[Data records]

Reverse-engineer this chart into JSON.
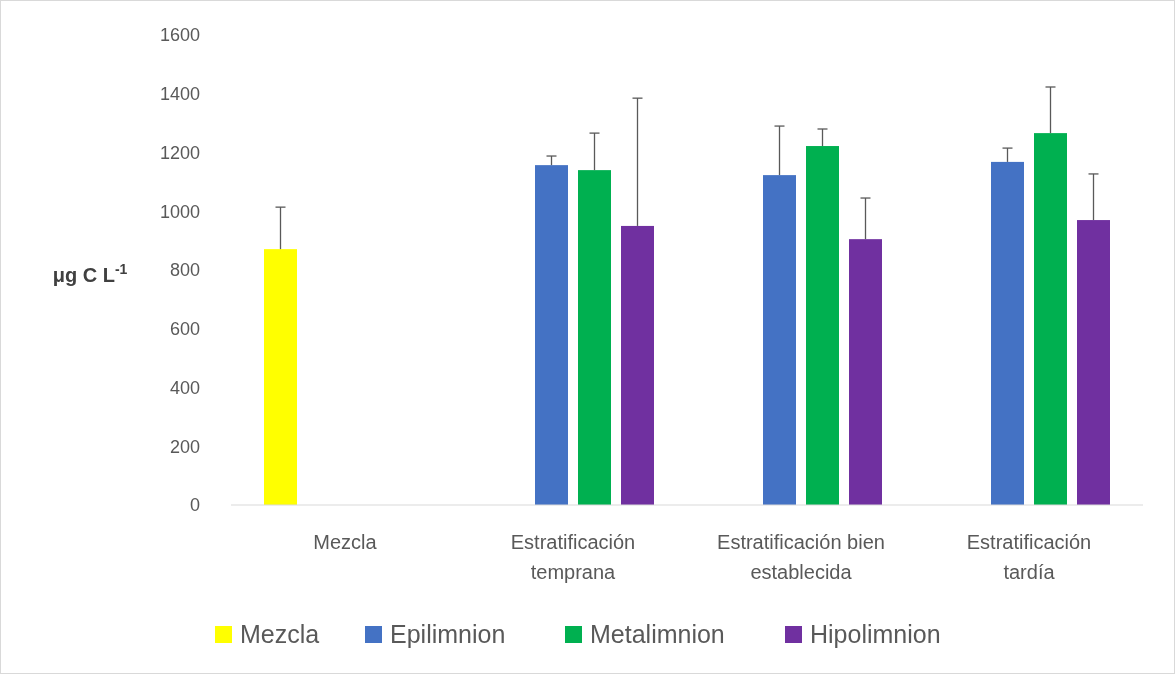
{
  "chart_data": {
    "type": "bar",
    "ylabel": "μg C L$^{-1}$",
    "categories": [
      "Mezcla",
      "Estratificación temprana",
      "Estratificación bien establecida",
      "Estratificación tardía"
    ],
    "series": [
      {
        "name": "Mezcla",
        "color": "#ffff00",
        "values": [
          871,
          null,
          null,
          null
        ],
        "errors": [
          [
            871,
            1014
          ],
          null,
          null,
          null
        ]
      },
      {
        "name": "Epilimnion",
        "color": "#4472c4",
        "values": [
          null,
          1157,
          1123,
          1168
        ],
        "errors": [
          null,
          [
            1157,
            1188
          ],
          [
            1123,
            1290
          ],
          [
            1168,
            1215
          ]
        ]
      },
      {
        "name": "Metalimnion",
        "color": "#00b050",
        "values": [
          null,
          1140,
          1222,
          1266
        ],
        "errors": [
          null,
          [
            1140,
            1266
          ],
          [
            1222,
            1280
          ],
          [
            1266,
            1423
          ]
        ]
      },
      {
        "name": "Hipolimnion",
        "color": "#7030a0",
        "values": [
          null,
          950,
          905,
          970
        ],
        "errors": [
          null,
          [
            950,
            1385
          ],
          [
            905,
            1045
          ],
          [
            970,
            1127
          ]
        ]
      }
    ],
    "ylim": [
      0,
      1600
    ],
    "yticks": [
      0,
      200,
      400,
      600,
      800,
      1000,
      1200,
      1400,
      1600
    ],
    "grid": false,
    "legend": "bottom"
  }
}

### Request
Produce an exact copy of each line of data, skipping embedded images.

### The output
Reverse-engineer this chart into JSON.
{
  "chart_data": {
    "type": "bar",
    "ylabel": "μg C L$^{-1}$",
    "categories": [
      "Mezcla",
      "Estratificación temprana",
      "Estratificación bien establecida",
      "Estratificación tardía"
    ],
    "series": [
      {
        "name": "Mezcla",
        "color": "#ffff00",
        "values": [
          871,
          null,
          null,
          null
        ],
        "errors": [
          [
            871,
            1014
          ],
          null,
          null,
          null
        ]
      },
      {
        "name": "Epilimnion",
        "color": "#4472c4",
        "values": [
          null,
          1157,
          1123,
          1168
        ],
        "errors": [
          null,
          [
            1157,
            1188
          ],
          [
            1123,
            1290
          ],
          [
            1168,
            1215
          ]
        ]
      },
      {
        "name": "Metalimnion",
        "color": "#00b050",
        "values": [
          null,
          1140,
          1222,
          1266
        ],
        "errors": [
          null,
          [
            1140,
            1266
          ],
          [
            1222,
            1280
          ],
          [
            1266,
            1423
          ]
        ]
      },
      {
        "name": "Hipolimnion",
        "color": "#7030a0",
        "values": [
          null,
          950,
          905,
          970
        ],
        "errors": [
          null,
          [
            950,
            1385
          ],
          [
            905,
            1045
          ],
          [
            970,
            1127
          ]
        ]
      }
    ],
    "ylim": [
      0,
      1600
    ],
    "yticks": [
      0,
      200,
      400,
      600,
      800,
      1000,
      1200,
      1400,
      1600
    ],
    "grid": false,
    "legend": "bottom"
  }
}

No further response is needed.